> **STATED PROBLEM**
From the listing below, pull each line that includes "title".

> **AVAILABLE DATA**
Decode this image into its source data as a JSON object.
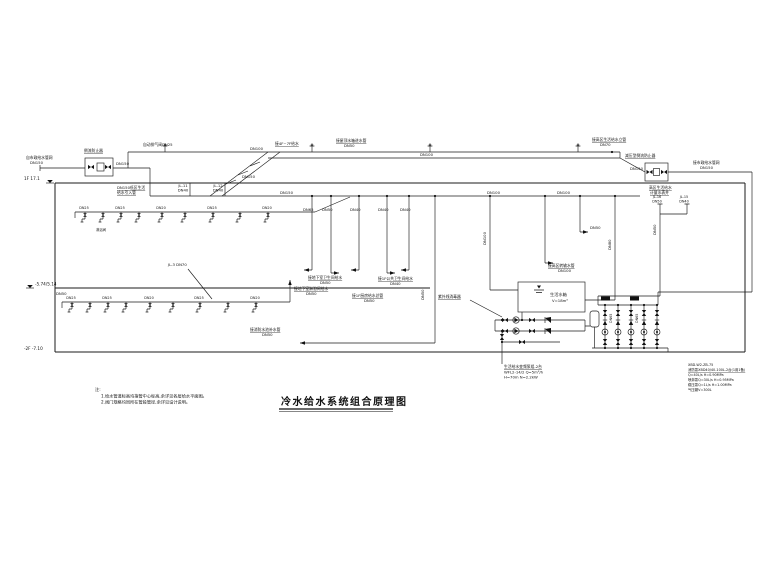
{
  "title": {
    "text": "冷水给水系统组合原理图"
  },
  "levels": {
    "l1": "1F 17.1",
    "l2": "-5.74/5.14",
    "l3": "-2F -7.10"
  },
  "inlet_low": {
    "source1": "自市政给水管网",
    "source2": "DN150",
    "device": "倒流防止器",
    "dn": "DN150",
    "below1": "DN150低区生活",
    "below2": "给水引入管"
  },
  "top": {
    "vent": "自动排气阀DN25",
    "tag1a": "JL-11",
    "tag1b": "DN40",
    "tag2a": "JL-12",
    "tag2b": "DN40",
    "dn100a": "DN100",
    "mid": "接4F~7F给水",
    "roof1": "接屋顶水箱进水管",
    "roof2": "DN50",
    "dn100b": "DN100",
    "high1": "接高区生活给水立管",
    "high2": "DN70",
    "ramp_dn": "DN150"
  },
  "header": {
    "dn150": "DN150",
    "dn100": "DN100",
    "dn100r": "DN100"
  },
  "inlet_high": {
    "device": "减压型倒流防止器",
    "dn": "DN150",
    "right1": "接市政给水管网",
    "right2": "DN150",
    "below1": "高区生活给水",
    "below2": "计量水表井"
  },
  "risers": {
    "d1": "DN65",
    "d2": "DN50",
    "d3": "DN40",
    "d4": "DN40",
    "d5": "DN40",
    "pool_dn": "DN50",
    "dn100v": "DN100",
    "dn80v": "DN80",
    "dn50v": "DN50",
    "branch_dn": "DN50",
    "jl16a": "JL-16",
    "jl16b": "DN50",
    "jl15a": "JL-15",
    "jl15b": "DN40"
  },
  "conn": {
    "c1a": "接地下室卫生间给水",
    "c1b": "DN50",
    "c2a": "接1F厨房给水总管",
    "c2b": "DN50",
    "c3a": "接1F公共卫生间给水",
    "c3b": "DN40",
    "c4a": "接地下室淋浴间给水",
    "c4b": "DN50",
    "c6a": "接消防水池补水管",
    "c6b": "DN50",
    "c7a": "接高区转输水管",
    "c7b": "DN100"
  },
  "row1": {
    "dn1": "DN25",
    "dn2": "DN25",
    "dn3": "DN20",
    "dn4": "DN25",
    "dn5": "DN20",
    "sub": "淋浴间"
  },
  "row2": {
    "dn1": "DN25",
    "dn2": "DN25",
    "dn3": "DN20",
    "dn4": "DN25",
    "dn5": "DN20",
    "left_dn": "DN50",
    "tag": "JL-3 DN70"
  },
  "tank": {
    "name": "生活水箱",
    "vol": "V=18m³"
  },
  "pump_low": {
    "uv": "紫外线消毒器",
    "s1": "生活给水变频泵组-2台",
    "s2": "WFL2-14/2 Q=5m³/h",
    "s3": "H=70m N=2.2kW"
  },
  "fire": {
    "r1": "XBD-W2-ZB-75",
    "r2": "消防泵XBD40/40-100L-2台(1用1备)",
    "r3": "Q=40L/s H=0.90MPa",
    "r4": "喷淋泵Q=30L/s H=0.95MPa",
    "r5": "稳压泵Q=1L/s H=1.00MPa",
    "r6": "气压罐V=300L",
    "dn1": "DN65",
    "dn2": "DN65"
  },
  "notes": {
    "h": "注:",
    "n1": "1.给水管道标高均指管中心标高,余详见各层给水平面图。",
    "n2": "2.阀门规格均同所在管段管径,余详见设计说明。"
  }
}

---

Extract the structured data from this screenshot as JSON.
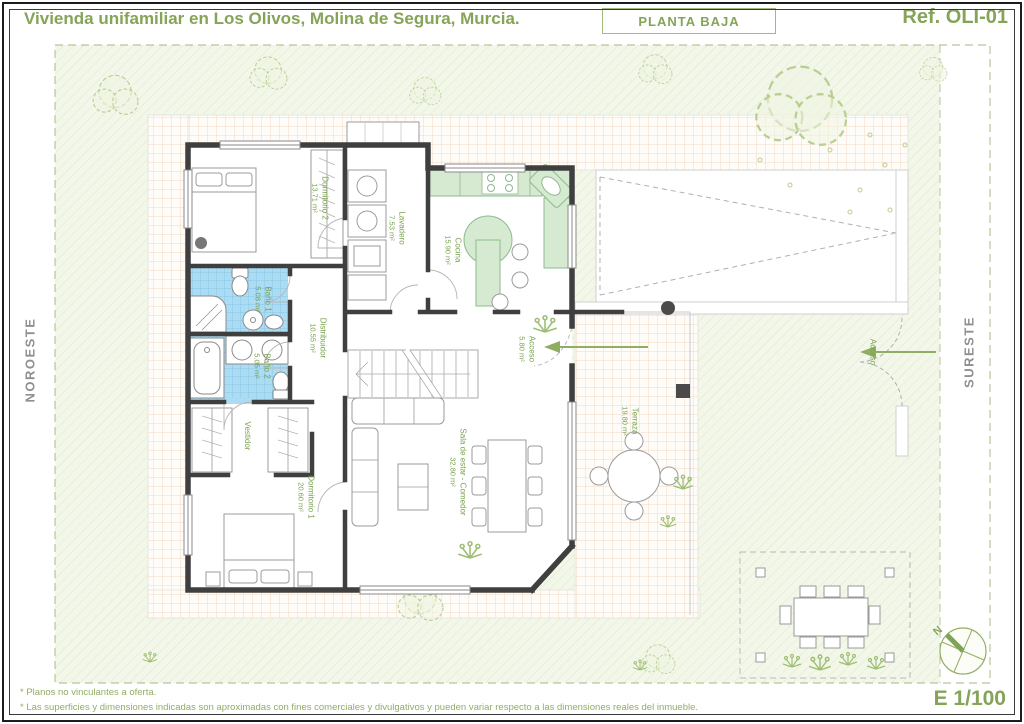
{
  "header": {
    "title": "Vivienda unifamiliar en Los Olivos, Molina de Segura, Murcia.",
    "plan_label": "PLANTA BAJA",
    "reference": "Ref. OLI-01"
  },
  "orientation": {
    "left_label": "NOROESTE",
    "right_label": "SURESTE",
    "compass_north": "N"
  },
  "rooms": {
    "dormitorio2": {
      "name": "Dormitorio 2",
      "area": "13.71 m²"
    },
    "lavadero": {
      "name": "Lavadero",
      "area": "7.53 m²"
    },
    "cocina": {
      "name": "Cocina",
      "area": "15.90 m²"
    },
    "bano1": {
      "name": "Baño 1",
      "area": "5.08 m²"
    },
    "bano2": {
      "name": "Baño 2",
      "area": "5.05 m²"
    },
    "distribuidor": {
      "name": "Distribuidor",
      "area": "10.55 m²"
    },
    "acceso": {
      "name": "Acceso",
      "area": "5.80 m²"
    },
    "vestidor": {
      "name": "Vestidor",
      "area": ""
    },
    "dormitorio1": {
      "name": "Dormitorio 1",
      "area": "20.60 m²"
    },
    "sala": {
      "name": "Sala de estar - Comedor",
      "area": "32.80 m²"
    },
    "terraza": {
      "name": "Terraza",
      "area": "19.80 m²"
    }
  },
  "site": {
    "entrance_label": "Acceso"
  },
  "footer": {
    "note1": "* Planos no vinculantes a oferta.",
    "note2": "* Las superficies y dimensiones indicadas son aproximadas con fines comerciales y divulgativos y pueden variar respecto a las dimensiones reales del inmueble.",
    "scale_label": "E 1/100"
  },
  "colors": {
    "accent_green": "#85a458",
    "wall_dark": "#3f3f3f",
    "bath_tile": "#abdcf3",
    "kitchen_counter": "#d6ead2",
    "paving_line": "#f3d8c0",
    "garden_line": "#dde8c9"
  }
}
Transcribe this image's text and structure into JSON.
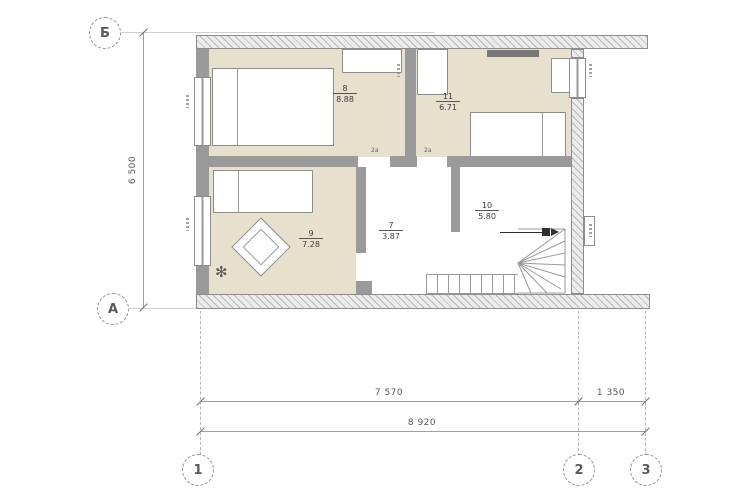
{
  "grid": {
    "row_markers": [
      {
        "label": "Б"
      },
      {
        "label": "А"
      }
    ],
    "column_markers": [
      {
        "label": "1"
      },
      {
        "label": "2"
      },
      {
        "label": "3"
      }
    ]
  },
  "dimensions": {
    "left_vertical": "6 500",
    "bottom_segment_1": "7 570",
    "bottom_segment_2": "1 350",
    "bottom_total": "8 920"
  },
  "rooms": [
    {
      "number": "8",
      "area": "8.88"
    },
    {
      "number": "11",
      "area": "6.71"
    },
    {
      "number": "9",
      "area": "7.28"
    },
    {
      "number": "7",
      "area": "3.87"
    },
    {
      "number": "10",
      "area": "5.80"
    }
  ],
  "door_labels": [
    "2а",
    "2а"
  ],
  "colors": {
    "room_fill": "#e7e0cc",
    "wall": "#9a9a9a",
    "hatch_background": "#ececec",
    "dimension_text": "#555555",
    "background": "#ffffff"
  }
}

> **SOLUTION TO THE EXERCISE**
  "title": {
    "title": "Vivienda unifamiliar en Los Olivos, Molina de Segura, Murcia.",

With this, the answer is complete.